● **TASK DESCRIPTION**:
Print the entries verbatim, leaving out the images they contain.

● **GIVEN DATA**:
/---
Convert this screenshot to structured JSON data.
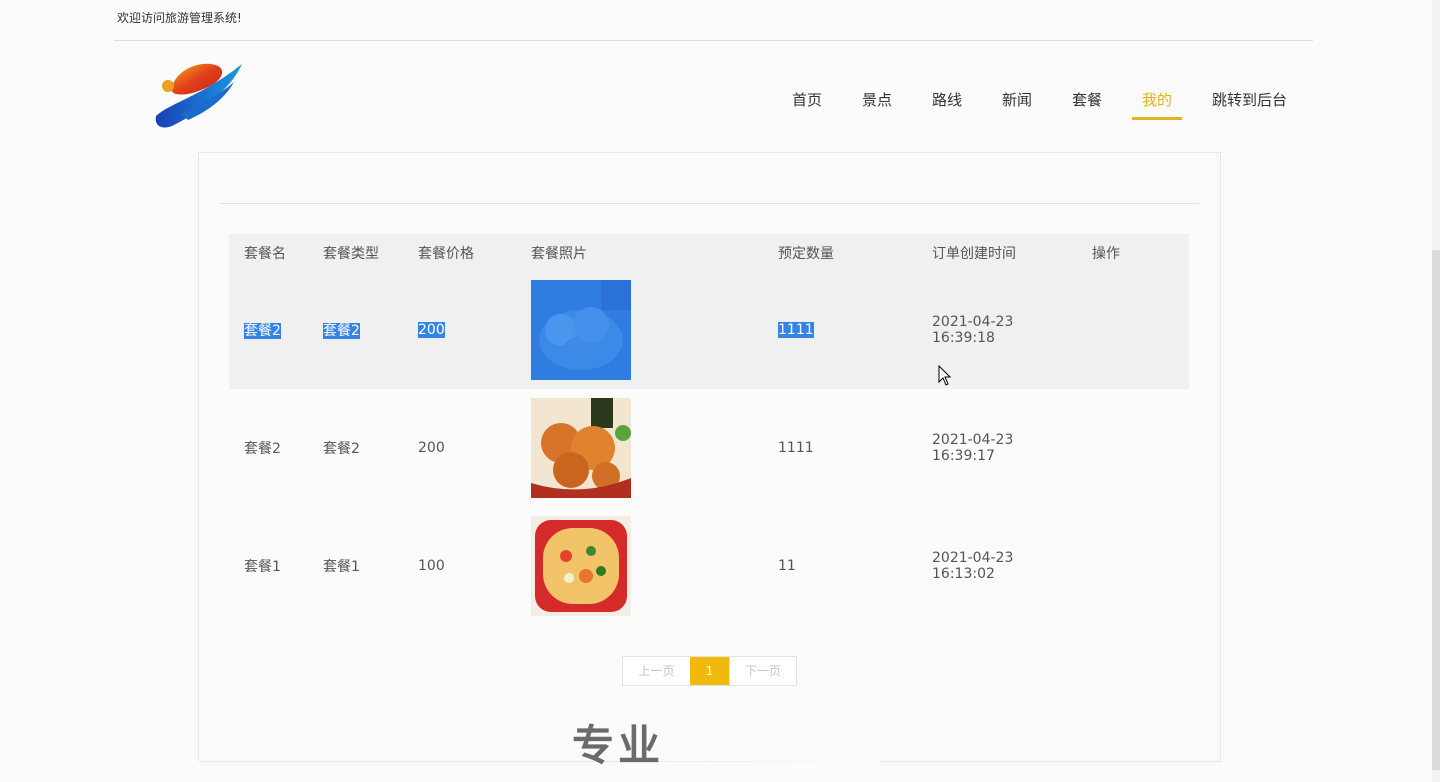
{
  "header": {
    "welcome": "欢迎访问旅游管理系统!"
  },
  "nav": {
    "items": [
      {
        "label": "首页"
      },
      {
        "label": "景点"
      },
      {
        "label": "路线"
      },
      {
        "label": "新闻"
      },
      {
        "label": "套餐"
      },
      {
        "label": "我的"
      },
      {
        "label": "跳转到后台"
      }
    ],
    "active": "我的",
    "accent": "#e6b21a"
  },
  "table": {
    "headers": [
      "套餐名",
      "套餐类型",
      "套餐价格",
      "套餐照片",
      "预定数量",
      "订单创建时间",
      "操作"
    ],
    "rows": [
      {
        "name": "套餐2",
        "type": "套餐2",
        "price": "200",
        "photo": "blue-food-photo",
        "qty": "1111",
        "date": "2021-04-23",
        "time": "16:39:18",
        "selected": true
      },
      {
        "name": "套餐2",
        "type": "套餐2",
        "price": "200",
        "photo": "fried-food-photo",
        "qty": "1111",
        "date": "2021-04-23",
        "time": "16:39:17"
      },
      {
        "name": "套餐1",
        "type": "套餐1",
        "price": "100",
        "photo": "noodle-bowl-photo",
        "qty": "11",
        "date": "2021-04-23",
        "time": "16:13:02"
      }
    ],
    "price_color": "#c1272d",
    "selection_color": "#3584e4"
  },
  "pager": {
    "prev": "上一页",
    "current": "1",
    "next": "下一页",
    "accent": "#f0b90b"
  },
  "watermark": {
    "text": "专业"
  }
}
\---
● **SOLUTION**:
Convert this screenshot to structured JSON data.
{
  "header": {
    "welcome": "欢迎访问旅游管理系统!"
  },
  "nav": {
    "items": [
      {
        "label": "首页"
      },
      {
        "label": "景点"
      },
      {
        "label": "路线"
      },
      {
        "label": "新闻"
      },
      {
        "label": "套餐"
      },
      {
        "label": "我的"
      },
      {
        "label": "跳转到后台"
      }
    ],
    "active": "我的",
    "accent": "#e6b21a"
  },
  "table": {
    "headers": [
      "套餐名",
      "套餐类型",
      "套餐价格",
      "套餐照片",
      "预定数量",
      "订单创建时间",
      "操作"
    ],
    "rows": [
      {
        "name": "套餐2",
        "type": "套餐2",
        "price": "200",
        "photo": "blue-food-photo",
        "qty": "1111",
        "date": "2021-04-23",
        "time": "16:39:18",
        "selected": true
      },
      {
        "name": "套餐2",
        "type": "套餐2",
        "price": "200",
        "photo": "fried-food-photo",
        "qty": "1111",
        "date": "2021-04-23",
        "time": "16:39:17"
      },
      {
        "name": "套餐1",
        "type": "套餐1",
        "price": "100",
        "photo": "noodle-bowl-photo",
        "qty": "11",
        "date": "2021-04-23",
        "time": "16:13:02"
      }
    ],
    "price_color": "#c1272d",
    "selection_color": "#3584e4"
  },
  "pager": {
    "prev": "上一页",
    "current": "1",
    "next": "下一页",
    "accent": "#f0b90b"
  },
  "watermark": {
    "text": "专业"
  }
}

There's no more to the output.